=== Provided entries ===

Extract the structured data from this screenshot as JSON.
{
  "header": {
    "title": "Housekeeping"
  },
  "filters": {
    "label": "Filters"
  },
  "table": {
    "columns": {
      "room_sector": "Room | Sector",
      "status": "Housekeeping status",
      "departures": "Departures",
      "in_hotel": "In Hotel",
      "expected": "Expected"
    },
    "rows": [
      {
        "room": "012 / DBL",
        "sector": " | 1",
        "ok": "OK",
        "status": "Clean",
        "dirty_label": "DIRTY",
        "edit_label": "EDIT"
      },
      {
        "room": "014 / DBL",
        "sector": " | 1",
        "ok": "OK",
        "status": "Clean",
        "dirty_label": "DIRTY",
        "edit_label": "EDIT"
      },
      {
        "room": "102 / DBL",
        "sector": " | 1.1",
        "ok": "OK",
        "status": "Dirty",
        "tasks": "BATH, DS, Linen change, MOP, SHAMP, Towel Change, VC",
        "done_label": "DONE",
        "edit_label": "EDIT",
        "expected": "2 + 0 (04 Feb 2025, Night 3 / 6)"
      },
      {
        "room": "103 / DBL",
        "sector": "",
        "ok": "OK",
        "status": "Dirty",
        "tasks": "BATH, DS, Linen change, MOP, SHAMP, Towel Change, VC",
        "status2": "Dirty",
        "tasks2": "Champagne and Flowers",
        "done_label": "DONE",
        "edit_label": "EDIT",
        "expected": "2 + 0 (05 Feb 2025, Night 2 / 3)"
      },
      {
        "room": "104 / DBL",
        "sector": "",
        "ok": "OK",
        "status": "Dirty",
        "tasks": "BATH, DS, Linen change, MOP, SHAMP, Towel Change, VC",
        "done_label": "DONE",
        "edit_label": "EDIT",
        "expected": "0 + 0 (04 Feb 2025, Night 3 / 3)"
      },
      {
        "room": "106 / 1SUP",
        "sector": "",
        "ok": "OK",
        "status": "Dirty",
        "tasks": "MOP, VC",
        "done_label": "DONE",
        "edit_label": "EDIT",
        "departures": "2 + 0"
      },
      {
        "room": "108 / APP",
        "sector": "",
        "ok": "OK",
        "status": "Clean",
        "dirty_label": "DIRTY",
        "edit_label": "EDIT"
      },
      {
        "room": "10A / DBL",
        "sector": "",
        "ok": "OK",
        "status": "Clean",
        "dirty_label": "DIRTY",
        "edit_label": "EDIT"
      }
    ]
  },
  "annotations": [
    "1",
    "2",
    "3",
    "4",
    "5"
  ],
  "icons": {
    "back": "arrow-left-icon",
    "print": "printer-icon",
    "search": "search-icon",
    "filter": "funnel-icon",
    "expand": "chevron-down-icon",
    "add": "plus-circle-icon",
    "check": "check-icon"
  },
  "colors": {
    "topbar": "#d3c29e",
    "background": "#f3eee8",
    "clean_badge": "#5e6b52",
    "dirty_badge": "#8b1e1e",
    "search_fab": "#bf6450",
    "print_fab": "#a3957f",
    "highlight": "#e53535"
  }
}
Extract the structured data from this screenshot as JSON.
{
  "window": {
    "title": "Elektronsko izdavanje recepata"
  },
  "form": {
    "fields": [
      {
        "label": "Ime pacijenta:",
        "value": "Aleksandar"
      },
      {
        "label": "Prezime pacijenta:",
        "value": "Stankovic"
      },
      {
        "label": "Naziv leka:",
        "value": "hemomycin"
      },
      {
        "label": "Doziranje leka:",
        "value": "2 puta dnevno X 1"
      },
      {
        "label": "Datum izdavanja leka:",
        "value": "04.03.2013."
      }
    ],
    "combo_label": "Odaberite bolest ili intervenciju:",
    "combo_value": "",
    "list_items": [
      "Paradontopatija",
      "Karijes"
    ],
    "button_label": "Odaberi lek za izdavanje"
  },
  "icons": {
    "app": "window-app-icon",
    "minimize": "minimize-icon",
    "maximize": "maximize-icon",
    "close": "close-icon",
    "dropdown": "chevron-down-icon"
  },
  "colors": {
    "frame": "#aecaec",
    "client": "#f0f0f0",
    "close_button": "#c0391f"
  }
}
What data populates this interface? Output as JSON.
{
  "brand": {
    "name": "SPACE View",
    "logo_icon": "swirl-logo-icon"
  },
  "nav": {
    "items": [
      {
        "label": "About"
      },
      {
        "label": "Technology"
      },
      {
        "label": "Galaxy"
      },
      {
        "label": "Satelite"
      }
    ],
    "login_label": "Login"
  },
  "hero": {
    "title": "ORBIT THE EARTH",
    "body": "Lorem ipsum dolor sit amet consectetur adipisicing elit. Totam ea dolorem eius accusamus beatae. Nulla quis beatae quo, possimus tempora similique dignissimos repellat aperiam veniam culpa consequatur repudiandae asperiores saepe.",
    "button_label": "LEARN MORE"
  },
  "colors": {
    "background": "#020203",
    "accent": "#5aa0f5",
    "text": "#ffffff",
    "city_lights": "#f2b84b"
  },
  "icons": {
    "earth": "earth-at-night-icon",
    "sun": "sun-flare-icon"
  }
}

===

* _Exercise task_
Return the material in full, exactly as shown.

* _Output of the task_
Extract the structured data from this screenshot as JSON.
{
  "header": {
    "title": "Housekeeping"
  },
  "filters": {
    "label": "Filters"
  },
  "table": {
    "columns": {
      "room_sector": "Room | Sector",
      "status": "Housekeeping status",
      "departures": "Departures",
      "in_hotel": "In Hotel",
      "expected": "Expected"
    },
    "rows": [
      {
        "room": "012 / DBL",
        "sector": " | 1",
        "ok": "OK",
        "status": "Clean",
        "dirty_label": "DIRTY",
        "edit_label": "EDIT"
      },
      {
        "room": "014 / DBL",
        "sector": " | 1",
        "ok": "OK",
        "status": "Clean",
        "dirty_label": "DIRTY",
        "edit_label": "EDIT"
      },
      {
        "room": "102 / DBL",
        "sector": " | 1.1",
        "ok": "OK",
        "status": "Dirty",
        "tasks": "BATH, DS, Linen change, MOP, SHAMP, Towel Change, VC",
        "done_label": "DONE",
        "edit_label": "EDIT",
        "expected": "2 + 0 (04 Feb 2025, Night 3 / 6)"
      },
      {
        "room": "103 / DBL",
        "sector": "",
        "ok": "OK",
        "status": "Dirty",
        "tasks": "BATH, DS, Linen change, MOP, SHAMP, Towel Change, VC",
        "status2": "Dirty",
        "tasks2": "Champagne and Flowers",
        "done_label": "DONE",
        "edit_label": "EDIT",
        "expected": "2 + 0 (05 Feb 2025, Night 2 / 3)"
      },
      {
        "room": "104 / DBL",
        "sector": "",
        "ok": "OK",
        "status": "Dirty",
        "tasks": "BATH, DS, Linen change, MOP, SHAMP, Towel Change, VC",
        "done_label": "DONE",
        "edit_label": "EDIT",
        "expected": "0 + 0 (04 Feb 2025, Night 3 / 3)"
      },
      {
        "room": "106 / 1SUP",
        "sector": "",
        "ok": "OK",
        "status": "Dirty",
        "tasks": "MOP, VC",
        "done_label": "DONE",
        "edit_label": "EDIT",
        "departures": "2 + 0"
      },
      {
        "room": "108 / APP",
        "sector": "",
        "ok": "OK",
        "status": "Clean",
        "dirty_label": "DIRTY",
        "edit_label": "EDIT"
      },
      {
        "room": "10A / DBL",
        "sector": "",
        "ok": "OK",
        "status": "Clean",
        "dirty_label": "DIRTY",
        "edit_label": "EDIT"
      }
    ]
  },
  "annotations": [
    "1",
    "2",
    "3",
    "4",
    "5"
  ],
  "icons": {
    "back": "arrow-left-icon",
    "print": "printer-icon",
    "search": "search-icon",
    "filter": "funnel-icon",
    "expand": "chevron-down-icon",
    "add": "plus-circle-icon",
    "check": "check-icon"
  },
  "colors": {
    "topbar": "#d3c29e",
    "background": "#f3eee8",
    "clean_badge": "#5e6b52",
    "dirty_badge": "#8b1e1e",
    "search_fab": "#bf6450",
    "print_fab": "#a3957f",
    "highlight": "#e53535"
  }
}
Extract the structured data from this screenshot as JSON.
{
  "window": {
    "title": "Elektronsko izdavanje recepata"
  },
  "form": {
    "fields": [
      {
        "label": "Ime pacijenta:",
        "value": "Aleksandar"
      },
      {
        "label": "Prezime pacijenta:",
        "value": "Stankovic"
      },
      {
        "label": "Naziv leka:",
        "value": "hemomycin"
      },
      {
        "label": "Doziranje leka:",
        "value": "2 puta dnevno X 1"
      },
      {
        "label": "Datum izdavanja leka:",
        "value": "04.03.2013."
      }
    ],
    "combo_label": "Odaberite bolest ili intervenciju:",
    "combo_value": "",
    "list_items": [
      "Paradontopatija",
      "Karijes"
    ],
    "button_label": "Odaberi lek za izdavanje"
  },
  "icons": {
    "app": "window-app-icon",
    "minimize": "minimize-icon",
    "maximize": "maximize-icon",
    "close": "close-icon",
    "dropdown": "chevron-down-icon"
  },
  "colors": {
    "frame": "#aecaec",
    "client": "#f0f0f0",
    "close_button": "#c0391f"
  }
}
What data populates this interface? Output as JSON.
{
  "brand": {
    "name": "SPACE View",
    "logo_icon": "swirl-logo-icon"
  },
  "nav": {
    "items": [
      {
        "label": "About"
      },
      {
        "label": "Technology"
      },
      {
        "label": "Galaxy"
      },
      {
        "label": "Satelite"
      }
    ],
    "login_label": "Login"
  },
  "hero": {
    "title": "ORBIT THE EARTH",
    "body": "Lorem ipsum dolor sit amet consectetur adipisicing elit. Totam ea dolorem eius accusamus beatae. Nulla quis beatae quo, possimus tempora similique dignissimos repellat aperiam veniam culpa consequatur repudiandae asperiores saepe.",
    "button_label": "LEARN MORE"
  },
  "colors": {
    "background": "#020203",
    "accent": "#5aa0f5",
    "text": "#ffffff",
    "city_lights": "#f2b84b"
  },
  "icons": {
    "earth": "earth-at-night-icon",
    "sun": "sun-flare-icon"
  }
}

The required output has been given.